— start —

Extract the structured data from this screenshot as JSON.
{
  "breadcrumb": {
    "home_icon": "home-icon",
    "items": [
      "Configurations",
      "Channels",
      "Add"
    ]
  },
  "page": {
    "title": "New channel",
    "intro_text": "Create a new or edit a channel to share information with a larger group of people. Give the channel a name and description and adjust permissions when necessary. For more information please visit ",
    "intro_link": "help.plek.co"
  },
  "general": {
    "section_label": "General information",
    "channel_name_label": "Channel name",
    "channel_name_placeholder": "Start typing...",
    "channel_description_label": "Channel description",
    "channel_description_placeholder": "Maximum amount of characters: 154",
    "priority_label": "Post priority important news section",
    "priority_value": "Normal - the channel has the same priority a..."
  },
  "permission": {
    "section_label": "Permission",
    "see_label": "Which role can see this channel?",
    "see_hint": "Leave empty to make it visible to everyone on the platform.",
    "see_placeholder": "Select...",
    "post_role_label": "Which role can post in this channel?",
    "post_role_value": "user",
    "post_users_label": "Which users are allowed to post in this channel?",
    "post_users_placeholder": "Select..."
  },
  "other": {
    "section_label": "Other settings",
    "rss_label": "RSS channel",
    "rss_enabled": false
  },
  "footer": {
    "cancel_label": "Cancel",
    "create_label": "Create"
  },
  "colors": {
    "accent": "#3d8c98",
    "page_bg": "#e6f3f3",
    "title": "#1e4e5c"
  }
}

— end —

> [GIVEN EXERCISE]:
Reproduce the data, keeping every line exactly the same.

> [RESPONSE]:
Extract the structured data from this screenshot as JSON.
{
  "breadcrumb": {
    "home_icon": "home-icon",
    "items": [
      "Configurations",
      "Channels",
      "Add"
    ]
  },
  "page": {
    "title": "New channel",
    "intro_text": "Create a new or edit a channel to share information with a larger group of people. Give the channel a name and description and adjust permissions when necessary. For more information please visit ",
    "intro_link": "help.plek.co"
  },
  "general": {
    "section_label": "General information",
    "channel_name_label": "Channel name",
    "channel_name_placeholder": "Start typing...",
    "channel_description_label": "Channel description",
    "channel_description_placeholder": "Maximum amount of characters: 154",
    "priority_label": "Post priority important news section",
    "priority_value": "Normal - the channel has the same priority a..."
  },
  "permission": {
    "section_label": "Permission",
    "see_label": "Which role can see this channel?",
    "see_hint": "Leave empty to make it visible to everyone on the platform.",
    "see_placeholder": "Select...",
    "post_role_label": "Which role can post in this channel?",
    "post_role_value": "user",
    "post_users_label": "Which users are allowed to post in this channel?",
    "post_users_placeholder": "Select..."
  },
  "other": {
    "section_label": "Other settings",
    "rss_label": "RSS channel",
    "rss_enabled": false
  },
  "footer": {
    "cancel_label": "Cancel",
    "create_label": "Create"
  },
  "colors": {
    "accent": "#3d8c98",
    "page_bg": "#e6f3f3",
    "title": "#1e4e5c"
  }
}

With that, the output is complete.